::: RECORDS FOR THIS TASK :::

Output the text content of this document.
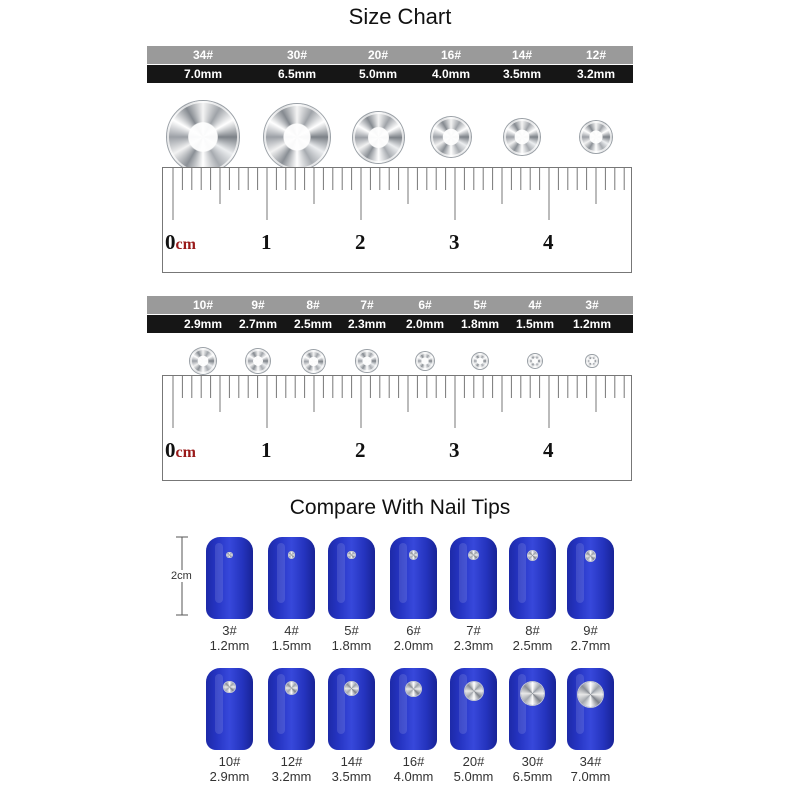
Size Chart
34#	30#	20#	16#	14#	12#
7.0mm	6.5mm	5.0mm	4.0mm	3.5mm	3.2mm
0cm	1	2	3	4
10#	9#	8#	7#	6#	5#	4#	3#
2.9mm	2.7mm	2.5mm	2.3mm	2.0mm	1.8mm	1.5mm	1.2mm
0cm	1	2	3	4
Compare With Nail Tips
2cm
3#
1.2mm
4#
1.5mm
5#
1.8mm
6#
2.0mm
7#
2.3mm
8#
2.5mm
9#
2.7mm
10#
2.9mm
12#
3.2mm
14#
3.5mm
16#
4.0mm
20#
5.0mm
30#
6.5mm
34#
7.0mm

:::

REQUIRED TASK - Your task is to retype all the entries exactly and leave out any pictures.

EXERCISE RESPONSE -
Output the text content of this document.
Size Chart
34#	30#	20#	16#	14#	12#
7.0mm	6.5mm	5.0mm	4.0mm	3.5mm	3.2mm
0cm	1	2	3	4
10#	9#	8#	7#	6#	5#	4#	3#
2.9mm	2.7mm	2.5mm	2.3mm	2.0mm	1.8mm	1.5mm	1.2mm
0cm	1	2	3	4
Compare With Nail Tips
2cm
3#
1.2mm
4#
1.5mm
5#
1.8mm
6#
2.0mm
7#
2.3mm
8#
2.5mm
9#
2.7mm
10#
2.9mm
12#
3.2mm
14#
3.5mm
16#
4.0mm
20#
5.0mm
30#
6.5mm
34#
7.0mm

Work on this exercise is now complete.